■ **Job**
Check every line of the entries below for the word "well", and copy the ones that have it.

■ **Data**
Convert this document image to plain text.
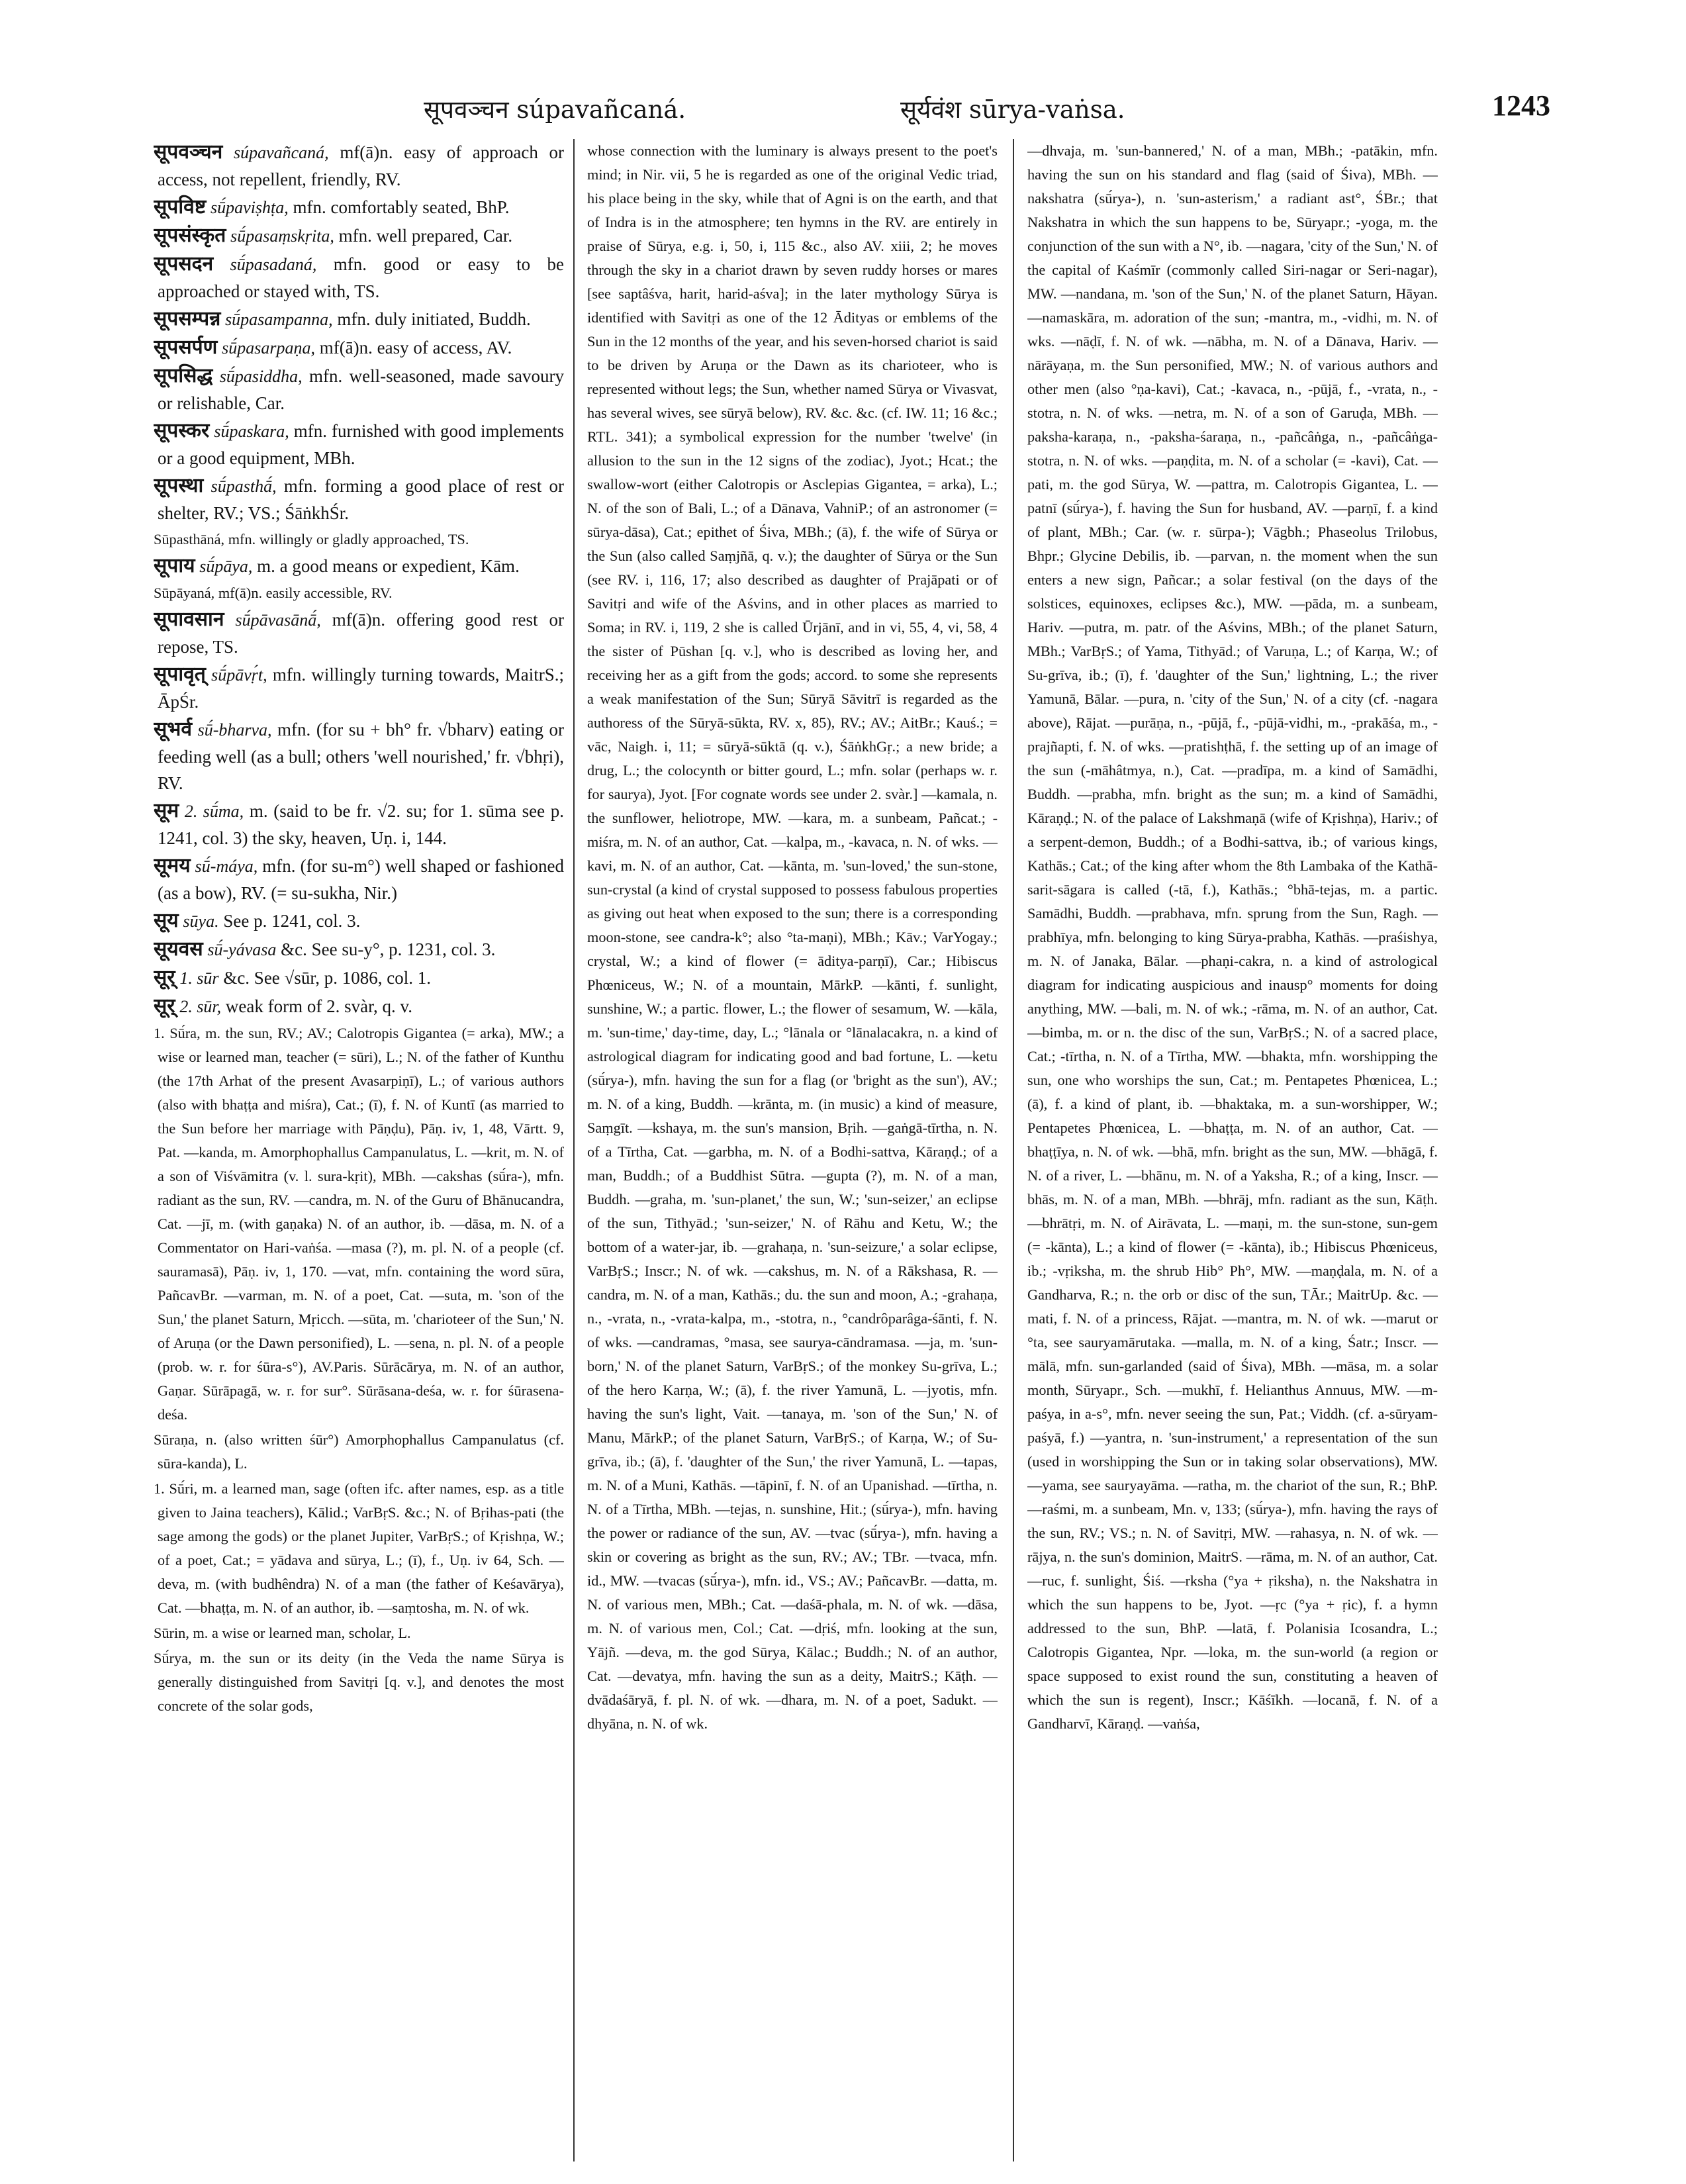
सूपवञ्चन súpavañcaná.	सूर्यवंश sūrya-vaṅsa.	1243

सूपवञ्चन súpavañcaná, mf(ā)n. easy of approach or access, not repellent, friendly, RV.

सूपविष्ट sū́paviṣhṭa, mfn. comfortably seated, BhP.

सूपसंस्कृत sū́pasaṃskṛita, mfn. well prepared, Car.

सूपसदन sū́pasadaná, mfn. good or easy to be approached or stayed with, TS.

सूपसम्पन्न sū́pasampanna, mfn. duly initiated, Buddh.

सूपसर्पण sū́pasarpaṇa, mf(ā)n. easy of access, AV.

सूपसिद्ध sū́pasiddha, mfn. well-seasoned, made savoury or relishable, Car.

सूपस्कर sū́paskara, mfn. furnished with good implements or a good equipment, MBh.

सूपस्था sū́pasthā́, mfn. forming a good place of rest or shelter, RV.; VS.; ŚāṅkhŚr.

Sūpasthāná, mfn. willingly or gladly approached, TS.

सूपाय sū́pāya, m. a good means or expedient, Kām.

Sūpāyaná, mf(ā)n. easily accessible, RV.

सूपावसान sū́pāvasānā́, mf(ā)n. offering good rest or repose, TS.

सूपावृत् sū́pāvṛ́t, mfn. willingly turning towards, MaitrS.; ĀpŚr.

सूभर्व sū́-bharva, mfn. (for su + bh° fr. √bharv) eating or feeding well (as a bull; others 'well nourished,' fr. √bhṛi), RV.

सूम 2. sū́ma, m. (said to be fr. √2. su; for 1. sūma see p. 1241, col. 3) the sky, heaven, Uṇ. i, 144.

सूमय sū́-máya, mfn. (for su-m°) well shaped or fashioned (as a bow), RV. (= su-sukha, Nir.)

सूय sūya. See p. 1241, col. 3.

सूयवस sū́-yávasa &c. See su-y°, p. 1231, col. 3.

सूर् 1. sūr &c. See √sūr, p. 1086, col. 1.

सूर् 2. sūr, weak form of 2. svàr, q. v.

1. Sū́ra, m. the sun, RV.; AV.; Calotropis Gigantea (= arka), MW.; a wise or learned man, teacher (= sūri), L.; N. of the father of Kunthu (the 17th Arhat of the present Avasarpiṇī), L.; of various authors (also with bhaṭṭa and miśra), Cat.; (ī), f. N. of Kuntī (as married to the Sun before her marriage with Pāṇḍu), Pāṇ. iv, 1, 48, Vārtt. 9, Pat. —kanda, m. Amorphophallus Campanulatus, L. —krit, m. N. of a son of Viśvāmitra (v. l. sura-kṛit), MBh. —cakshas (sū́ra-), mfn. radiant as the sun, RV. —candra, m. N. of the Guru of Bhānucandra, Cat. —jī, m. (with gaṇaka) N. of an author, ib. —dāsa, m. N. of a Commentator on Hari-vaṅśa. —masa (?), m. pl. N. of a people (cf. sauramasā), Pāṇ. iv, 1, 170. —vat, mfn. containing the word sūra, PañcavBr. —varman, m. N. of a poet, Cat. —suta, m. 'son of the Sun,' the planet Saturn, Mṛicch. —sūta, m. 'charioteer of the Sun,' N. of Aruṇa (or the Dawn personified), L. —sena, n. pl. N. of a people (prob. w. r. for śūra-s°), AV.Paris. Sūrācārya, m. N. of an author, Gaṇar. Sūrāpagā, w. r. for sur°. Sūrāsana-deśa, w. r. for śūrasena-deśa.

Sūraṇa, n. (also written śūr°) Amorphophallus Campanulatus (cf. sūra-kanda), L.

1. Sū́ri, m. a learned man, sage (often ifc. after names, esp. as a title given to Jaina teachers), Kālid.; VarBṛS. &c.; N. of Bṛihas-pati (the sage among the gods) or the planet Jupiter, VarBṛS.; of Kṛishṇa, W.; of a poet, Cat.; = yādava and sūrya, L.; (ī), f., Uṇ. iv 64, Sch. —deva, m. (with budhêndra) N. of a man (the father of Keśavārya), Cat. —bhaṭṭa, m. N. of an author, ib. —saṃtosha, m. N. of wk.

Sūrin, m. a wise or learned man, scholar, L.

Sū́rya, m. the sun or its deity (in the Veda the name Sūrya is generally distinguished from Savitṛi [q. v.], and denotes the most concrete of the solar gods,

whose connection with the luminary is always present to the poet's mind; in Nir. vii, 5 he is regarded as one of the original Vedic triad, his place being in the sky, while that of Agni is on the earth, and that of Indra is in the atmosphere; ten hymns in the RV. are entirely in praise of Sūrya, e.g. i, 50, i, 115 &c., also AV. xiii, 2; he moves through the sky in a chariot drawn by seven ruddy horses or mares [see saptâśva, harit, harid-aśva]; in the later mythology Sūrya is identified with Savitṛi as one of the 12 Ādityas or emblems of the Sun in the 12 months of the year, and his seven-horsed chariot is said to be driven by Aruṇa or the Dawn as its charioteer, who is represented without legs; the Sun, whether named Sūrya or Vivasvat, has several wives, see sūryā below), RV. &c. &c. (cf. IW. 11; 16 &c.; RTL. 341); a symbolical expression for the number 'twelve' (in allusion to the sun in the 12 signs of the zodiac), Jyot.; Hcat.; the swallow-wort (either Calotropis or Asclepias Gigantea, = arka), L.; N. of the son of Bali, L.; of a Dānava, VahniP.; of an astronomer (= sūrya-dāsa), Cat.; epithet of Śiva, MBh.; (ā), f. the wife of Sūrya or the Sun (also called Saṃjñā, q. v.); the daughter of Sūrya or the Sun (see RV. i, 116, 17; also described as daughter of Prajāpati or of Savitṛi and wife of the Aśvins, and in other places as married to Soma; in RV. i, 119, 2 she is called Ūrjānī, and in vi, 55, 4, vi, 58, 4 the sister of Pūshan [q. v.], who is described as loving her, and receiving her as a gift from the gods; accord. to some she represents a weak manifestation of the Sun; Sūryā Sāvitrī is regarded as the authoress of the Sūryā-sūkta, RV. x, 85), RV.; AV.; AitBr.; Kauś.; = vāc, Naigh. i, 11; = sūryā-sūktā (q. v.), ŚāṅkhGṛ.; a new bride; a drug, L.; the colocynth or bitter gourd, L.; mfn. solar (perhaps w. r. for saurya), Jyot. [For cognate words see under 2. svàr.] —kamala, n. the sunflower, heliotrope, MW. —kara, m. a sunbeam, Pañcat.; -miśra, m. N. of an author, Cat. —kalpa, m., -kavaca, n. N. of wks. —kavi, m. N. of an author, Cat. —kānta, m. 'sun-loved,' the sun-stone, sun-crystal (a kind of crystal supposed to possess fabulous properties as giving out heat when exposed to the sun; there is a corresponding moon-stone, see candra-k°; also °ta-maṇi), MBh.; Kāv.; VarYogay.; crystal, W.; a kind of flower (= āditya-parṇī), Car.; Hibiscus Phœniceus, W.; N. of a mountain, MārkP. —kānti, f. sunlight, sunshine, W.; a partic. flower, L.; the flower of sesamum, W. —kāla, m. 'sun-time,' day-time, day, L.; °lānala or °lānalacakra, n. a kind of astrological diagram for indicating good and bad fortune, L. —ketu (sū́rya-), mfn. having the sun for a flag (or 'bright as the sun'), AV.; m. N. of a king, Buddh. —krānta, m. (in music) a kind of measure, Saṃgīt. —kshaya, m. the sun's mansion, Bṛih. —gaṅgā-tīrtha, n. N. of a Tīrtha, Cat. —garbha, m. N. of a Bodhi-sattva, Kāraṇḍ.; of a man, Buddh.; of a Buddhist Sūtra. —gupta (?), m. N. of a man, Buddh. —graha, m. 'sun-planet,' the sun, W.; 'sun-seizer,' an eclipse of the sun, Tithyād.; 'sun-seizer,' N. of Rāhu and Ketu, W.; the bottom of a water-jar, ib. —grahaṇa, n. 'sun-seizure,' a solar eclipse, VarBṛS.; Inscr.; N. of wk. —cakshus, m. N. of a Rākshasa, R. —candra, m. N. of a man, Kathās.; du. the sun and moon, A.; -grahaṇa, n., -vrata, n., -vrata-kalpa, m., -stotra, n., °candrôparâga-śānti, f. N. of wks. —candramas, °masa, see saurya-cāndramasa. —ja, m. 'sun-born,' N. of the planet Saturn, VarBṛS.; of the monkey Su-grīva, L.; of the hero Karṇa, W.; (ā), f. the river Yamunā, L. —jyotis, mfn. having the sun's light, Vait. —tanaya, m. 'son of the Sun,' N. of Manu, MārkP.; of the planet Saturn, VarBṛS.; of Karṇa, W.; of Su-grīva, ib.; (ā), f. 'daughter of the Sun,' the river Yamunā, L. —tapas, m. N. of a Muni, Kathās. —tāpinī, f. N. of an Upanishad. —tīrtha, n. N. of a Tīrtha, MBh. —tejas, n. sunshine, Hit.; (sū́rya-), mfn. having the power or radiance of the sun, AV. —tvac (sū́rya-), mfn. having a skin or covering as bright as the sun, RV.; AV.; TBr. —tvaca, mfn. id., MW. —tvacas (sū́rya-), mfn. id., VS.; AV.; PañcavBr. —datta, m. N. of various men, MBh.; Cat. —daśā-phala, m. N. of wk. —dāsa, m. N. of various men, Col.; Cat. —dṛiś, mfn. looking at the sun, Yājñ. —deva, m. the god Sūrya, Kālac.; Buddh.; N. of an author, Cat. —devatya, mfn. having the sun as a deity, MaitrS.; Kāṭh. —dvādaśāryā, f. pl. N. of wk. —dhara, m. N. of a poet, Sadukt. —dhyāna, n. N. of wk.

—dhvaja, m. 'sun-bannered,' N. of a man, MBh.; -patākin, mfn. having the sun on his standard and flag (said of Śiva), MBh. —nakshatra (sū́rya-), n. 'sun-asterism,' a radiant ast°, ŚBr.; that Nakshatra in which the sun happens to be, Sūryapr.; -yoga, m. the conjunction of the sun with a N°, ib. —nagara, 'city of the Sun,' N. of the capital of Kaśmīr (commonly called Siri-nagar or Seri-nagar), MW. —nandana, m. 'son of the Sun,' N. of the planet Saturn, Hāyan. —namaskāra, m. adoration of the sun; -mantra, m., -vidhi, m. N. of wks. —nāḍī, f. N. of wk. —nābha, m. N. of a Dānava, Hariv. —nārāyaṇa, m. the Sun personified, MW.; N. of various authors and other men (also °ṇa-kavi), Cat.; -kavaca, n., -pūjā, f., -vrata, n., -stotra, n. N. of wks. —netra, m. N. of a son of Garuḍa, MBh. —paksha-karaṇa, n., -paksha-śaraṇa, n., -pañcâṅga, n., -pañcâṅga-stotra, n. N. of wks. —paṇḍita, m. N. of a scholar (= -kavi), Cat. —pati, m. the god Sūrya, W. —pattra, m. Calotropis Gigantea, L. —patnī (sū́rya-), f. having the Sun for husband, AV. —parṇī, f. a kind of plant, MBh.; Car. (w. r. sūrpa-); Vāgbh.; Phaseolus Trilobus, Bhpr.; Glycine Debilis, ib. —parvan, n. the moment when the sun enters a new sign, Pañcar.; a solar festival (on the days of the solstices, equinoxes, eclipses &c.), MW. —pāda, m. a sunbeam, Hariv. —putra, m. patr. of the Aśvins, MBh.; of the planet Saturn, MBh.; VarBṛS.; of Yama, Tithyād.; of Varuṇa, L.; of Karṇa, W.; of Su-grīva, ib.; (ī), f. 'daughter of the Sun,' lightning, L.; the river Yamunā, Bālar. —pura, n. 'city of the Sun,' N. of a city (cf. -nagara above), Rājat. —purāṇa, n., -pūjā, f., -pūjā-vidhi, m., -prakāśa, m., -prajñapti, f. N. of wks. —pratishṭhā, f. the setting up of an image of the sun (-māhâtmya, n.), Cat. —pradīpa, m. a kind of Samādhi, Buddh. —prabha, mfn. bright as the sun; m. a kind of Samādhi, Kāraṇḍ.; N. of the palace of Lakshmaṇā (wife of Kṛishṇa), Hariv.; of a serpent-demon, Buddh.; of a Bodhi-sattva, ib.; of various kings, Kathās.; Cat.; of the king after whom the 8th Lambaka of the Kathā-sarit-sāgara is called (-tā, f.), Kathās.; °bhā-tejas, m. a partic. Samādhi, Buddh. —prabhava, mfn. sprung from the Sun, Ragh. —prabhīya, mfn. belonging to king Sūrya-prabha, Kathās. —praśishya, m. N. of Janaka, Bālar. —phaṇi-cakra, n. a kind of astrological diagram for indicating auspicious and inausp° moments for doing anything, MW. —bali, m. N. of wk.; -rāma, m. N. of an author, Cat. —bimba, m. or n. the disc of the sun, VarBṛS.; N. of a sacred place, Cat.; -tīrtha, n. N. of a Tīrtha, MW. —bhakta, mfn. worshipping the sun, one who worships the sun, Cat.; m. Pentapetes Phœnicea, L.; (ā), f. a kind of plant, ib. —bhaktaka, m. a sun-worshipper, W.; Pentapetes Phœnicea, L. —bhaṭṭa, m. N. of an author, Cat. —bhaṭṭīya, n. N. of wk. —bhā, mfn. bright as the sun, MW. —bhāgā, f. N. of a river, L. —bhānu, m. N. of a Yaksha, R.; of a king, Inscr. —bhās, m. N. of a man, MBh. —bhrāj, mfn. radiant as the sun, Kāṭh. —bhrātṛi, m. N. of Airāvata, L. —maṇi, m. the sun-stone, sun-gem (= -kānta), L.; a kind of flower (= -kānta), ib.; Hibiscus Phœniceus, ib.; -vṛiksha, m. the shrub Hib° Ph°, MW. —maṇḍala, m. N. of a Gandharva, R.; n. the orb or disc of the sun, TĀr.; MaitrUp. &c. —mati, f. N. of a princess, Rājat. —mantra, m. N. of wk. —marut or °ta, see sauryamārutaka. —malla, m. N. of a king, Śatr.; Inscr. —mālā, mfn. sun-garlanded (said of Śiva), MBh. —māsa, m. a solar month, Sūryapr., Sch. —mukhī, f. Helianthus Annuus, MW. —m-paśya, in a-s°, mfn. never seeing the sun, Pat.; Viddh. (cf. a-sūryam-paśyā, f.) —yantra, n. 'sun-instrument,' a representation of the sun (used in worshipping the Sun or in taking solar observations), MW. —yama, see sauryayāma. —ratha, m. the chariot of the sun, R.; BhP. —raśmi, m. a sunbeam, Mn. v, 133; (sū́rya-), mfn. having the rays of the sun, RV.; VS.; n. N. of Savitṛi, MW. —rahasya, n. N. of wk. —rājya, n. the sun's dominion, MaitrS. —rāma, m. N. of an author, Cat. —ruc, f. sunlight, Śiś. —rksha (°ya + ṛiksha), n. the Nakshatra in which the sun happens to be, Jyot. —ṛc (°ya + ṛic), f. a hymn addressed to the sun, BhP. —latā, f. Polanisia Icosandra, L.; Calotropis Gigantea, Npr. —loka, m. the sun-world (a region or space supposed to exist round the sun, constituting a heaven of which the sun is regent), Inscr.; Kāśīkh. —locanā, f. N. of a Gandharvī, Kāraṇḍ. —vaṅśa,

■ **Finished task**
सूपसंस्कृत sū́pasaṃskṛita, mfn. well prepared, Car.
सूपसिद्ध sū́pasiddha, mfn. well-seasoned, made savoury or relishable, Car.
सूभर्व sū́-bharva, mfn. (for su + bh° fr. √bharv) eating or feeding well (as a bull; others 'well nourished,' fr. √bhṛi), RV.
सूमय sū́-máya, mfn. (for su-m°) well shaped or fashioned (as a bow), RV. (= su-sukha, Nir.)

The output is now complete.